- What is asked -
Write out all of the data without omission, exactly as shown.

- Exercise input -
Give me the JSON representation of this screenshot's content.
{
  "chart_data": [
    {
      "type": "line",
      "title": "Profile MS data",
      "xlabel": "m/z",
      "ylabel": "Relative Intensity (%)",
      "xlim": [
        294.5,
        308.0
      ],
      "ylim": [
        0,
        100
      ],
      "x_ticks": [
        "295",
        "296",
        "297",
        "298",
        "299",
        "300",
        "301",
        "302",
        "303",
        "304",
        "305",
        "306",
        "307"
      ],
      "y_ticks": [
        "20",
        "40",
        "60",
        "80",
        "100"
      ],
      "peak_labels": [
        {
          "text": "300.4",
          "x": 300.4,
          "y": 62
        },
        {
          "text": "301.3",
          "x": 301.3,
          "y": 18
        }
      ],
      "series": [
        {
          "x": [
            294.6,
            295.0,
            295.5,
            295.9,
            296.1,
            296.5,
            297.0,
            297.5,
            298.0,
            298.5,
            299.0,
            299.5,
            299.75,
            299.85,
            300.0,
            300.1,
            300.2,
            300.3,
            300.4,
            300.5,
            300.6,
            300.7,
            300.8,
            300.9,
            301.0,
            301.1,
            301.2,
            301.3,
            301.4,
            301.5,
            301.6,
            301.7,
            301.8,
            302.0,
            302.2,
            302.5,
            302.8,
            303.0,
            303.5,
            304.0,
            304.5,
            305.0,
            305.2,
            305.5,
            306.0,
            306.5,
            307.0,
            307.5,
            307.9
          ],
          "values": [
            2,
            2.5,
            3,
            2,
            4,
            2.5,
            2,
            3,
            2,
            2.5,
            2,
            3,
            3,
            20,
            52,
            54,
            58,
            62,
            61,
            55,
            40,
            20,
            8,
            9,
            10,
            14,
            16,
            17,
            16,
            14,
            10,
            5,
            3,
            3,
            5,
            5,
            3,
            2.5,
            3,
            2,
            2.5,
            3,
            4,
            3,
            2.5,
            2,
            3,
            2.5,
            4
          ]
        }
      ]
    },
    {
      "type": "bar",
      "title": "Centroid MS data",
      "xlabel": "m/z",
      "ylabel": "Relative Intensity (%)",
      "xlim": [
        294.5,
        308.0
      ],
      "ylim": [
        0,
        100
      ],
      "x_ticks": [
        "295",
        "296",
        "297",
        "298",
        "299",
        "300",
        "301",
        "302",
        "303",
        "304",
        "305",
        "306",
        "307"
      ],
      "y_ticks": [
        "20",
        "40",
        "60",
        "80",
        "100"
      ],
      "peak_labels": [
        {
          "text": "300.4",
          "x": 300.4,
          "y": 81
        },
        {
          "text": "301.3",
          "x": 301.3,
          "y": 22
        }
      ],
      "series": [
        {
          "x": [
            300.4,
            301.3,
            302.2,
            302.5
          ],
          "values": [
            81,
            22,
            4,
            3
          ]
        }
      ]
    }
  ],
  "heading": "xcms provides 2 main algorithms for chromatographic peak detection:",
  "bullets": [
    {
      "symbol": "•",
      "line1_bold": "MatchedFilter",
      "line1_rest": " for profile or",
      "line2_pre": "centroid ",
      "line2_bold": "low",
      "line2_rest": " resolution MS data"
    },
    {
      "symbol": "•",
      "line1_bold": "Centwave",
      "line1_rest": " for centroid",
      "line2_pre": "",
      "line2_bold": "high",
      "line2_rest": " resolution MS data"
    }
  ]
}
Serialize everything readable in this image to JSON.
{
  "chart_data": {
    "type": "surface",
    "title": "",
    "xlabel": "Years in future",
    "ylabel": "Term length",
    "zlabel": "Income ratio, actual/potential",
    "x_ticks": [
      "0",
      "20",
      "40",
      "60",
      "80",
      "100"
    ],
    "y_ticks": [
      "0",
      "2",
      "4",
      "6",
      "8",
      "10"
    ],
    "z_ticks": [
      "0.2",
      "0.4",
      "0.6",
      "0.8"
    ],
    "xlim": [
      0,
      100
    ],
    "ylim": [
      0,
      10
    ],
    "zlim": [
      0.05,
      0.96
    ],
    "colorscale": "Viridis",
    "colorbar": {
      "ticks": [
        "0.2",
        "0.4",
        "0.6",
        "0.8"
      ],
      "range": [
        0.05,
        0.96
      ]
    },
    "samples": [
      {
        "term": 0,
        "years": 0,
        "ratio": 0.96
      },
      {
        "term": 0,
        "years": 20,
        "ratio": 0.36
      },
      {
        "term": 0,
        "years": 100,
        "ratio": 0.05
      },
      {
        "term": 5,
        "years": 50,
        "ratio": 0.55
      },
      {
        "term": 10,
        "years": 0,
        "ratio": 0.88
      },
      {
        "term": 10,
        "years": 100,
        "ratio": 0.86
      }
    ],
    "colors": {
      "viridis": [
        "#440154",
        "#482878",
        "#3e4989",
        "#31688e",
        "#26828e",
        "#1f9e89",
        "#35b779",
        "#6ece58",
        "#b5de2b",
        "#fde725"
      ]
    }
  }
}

- Solution for this exercise -
Give me the JSON representation of this screenshot's content.
{
  "chart_data": [
    {
      "type": "line",
      "title": "Profile MS data",
      "xlabel": "m/z",
      "ylabel": "Relative Intensity (%)",
      "xlim": [
        294.5,
        308.0
      ],
      "ylim": [
        0,
        100
      ],
      "x_ticks": [
        "295",
        "296",
        "297",
        "298",
        "299",
        "300",
        "301",
        "302",
        "303",
        "304",
        "305",
        "306",
        "307"
      ],
      "y_ticks": [
        "20",
        "40",
        "60",
        "80",
        "100"
      ],
      "peak_labels": [
        {
          "text": "300.4",
          "x": 300.4,
          "y": 62
        },
        {
          "text": "301.3",
          "x": 301.3,
          "y": 18
        }
      ],
      "series": [
        {
          "x": [
            294.6,
            295.0,
            295.5,
            295.9,
            296.1,
            296.5,
            297.0,
            297.5,
            298.0,
            298.5,
            299.0,
            299.5,
            299.75,
            299.85,
            300.0,
            300.1,
            300.2,
            300.3,
            300.4,
            300.5,
            300.6,
            300.7,
            300.8,
            300.9,
            301.0,
            301.1,
            301.2,
            301.3,
            301.4,
            301.5,
            301.6,
            301.7,
            301.8,
            302.0,
            302.2,
            302.5,
            302.8,
            303.0,
            303.5,
            304.0,
            304.5,
            305.0,
            305.2,
            305.5,
            306.0,
            306.5,
            307.0,
            307.5,
            307.9
          ],
          "values": [
            2,
            2.5,
            3,
            2,
            4,
            2.5,
            2,
            3,
            2,
            2.5,
            2,
            3,
            3,
            20,
            52,
            54,
            58,
            62,
            61,
            55,
            40,
            20,
            8,
            9,
            10,
            14,
            16,
            17,
            16,
            14,
            10,
            5,
            3,
            3,
            5,
            5,
            3,
            2.5,
            3,
            2,
            2.5,
            3,
            4,
            3,
            2.5,
            2,
            3,
            2.5,
            4
          ]
        }
      ]
    },
    {
      "type": "bar",
      "title": "Centroid MS data",
      "xlabel": "m/z",
      "ylabel": "Relative Intensity (%)",
      "xlim": [
        294.5,
        308.0
      ],
      "ylim": [
        0,
        100
      ],
      "x_ticks": [
        "295",
        "296",
        "297",
        "298",
        "299",
        "300",
        "301",
        "302",
        "303",
        "304",
        "305",
        "306",
        "307"
      ],
      "y_ticks": [
        "20",
        "40",
        "60",
        "80",
        "100"
      ],
      "peak_labels": [
        {
          "text": "300.4",
          "x": 300.4,
          "y": 81
        },
        {
          "text": "301.3",
          "x": 301.3,
          "y": 22
        }
      ],
      "series": [
        {
          "x": [
            300.4,
            301.3,
            302.2,
            302.5
          ],
          "values": [
            81,
            22,
            4,
            3
          ]
        }
      ]
    }
  ],
  "heading": "xcms provides 2 main algorithms for chromatographic peak detection:",
  "bullets": [
    {
      "symbol": "•",
      "line1_bold": "MatchedFilter",
      "line1_rest": " for profile or",
      "line2_pre": "centroid ",
      "line2_bold": "low",
      "line2_rest": " resolution MS data"
    },
    {
      "symbol": "•",
      "line1_bold": "Centwave",
      "line1_rest": " for centroid",
      "line2_pre": "",
      "line2_bold": "high",
      "line2_rest": " resolution MS data"
    }
  ]
}
Serialize everything readable in this image to JSON.
{
  "chart_data": {
    "type": "surface",
    "title": "",
    "xlabel": "Years in future",
    "ylabel": "Term length",
    "zlabel": "Income ratio, actual/potential",
    "x_ticks": [
      "0",
      "20",
      "40",
      "60",
      "80",
      "100"
    ],
    "y_ticks": [
      "0",
      "2",
      "4",
      "6",
      "8",
      "10"
    ],
    "z_ticks": [
      "0.2",
      "0.4",
      "0.6",
      "0.8"
    ],
    "xlim": [
      0,
      100
    ],
    "ylim": [
      0,
      10
    ],
    "zlim": [
      0.05,
      0.96
    ],
    "colorscale": "Viridis",
    "colorbar": {
      "ticks": [
        "0.2",
        "0.4",
        "0.6",
        "0.8"
      ],
      "range": [
        0.05,
        0.96
      ]
    },
    "samples": [
      {
        "term": 0,
        "years": 0,
        "ratio": 0.96
      },
      {
        "term": 0,
        "years": 20,
        "ratio": 0.36
      },
      {
        "term": 0,
        "years": 100,
        "ratio": 0.05
      },
      {
        "term": 5,
        "years": 50,
        "ratio": 0.55
      },
      {
        "term": 10,
        "years": 0,
        "ratio": 0.88
      },
      {
        "term": 10,
        "years": 100,
        "ratio": 0.86
      }
    ],
    "colors": {
      "viridis": [
        "#440154",
        "#482878",
        "#3e4989",
        "#31688e",
        "#26828e",
        "#1f9e89",
        "#35b779",
        "#6ece58",
        "#b5de2b",
        "#fde725"
      ]
    }
  }
}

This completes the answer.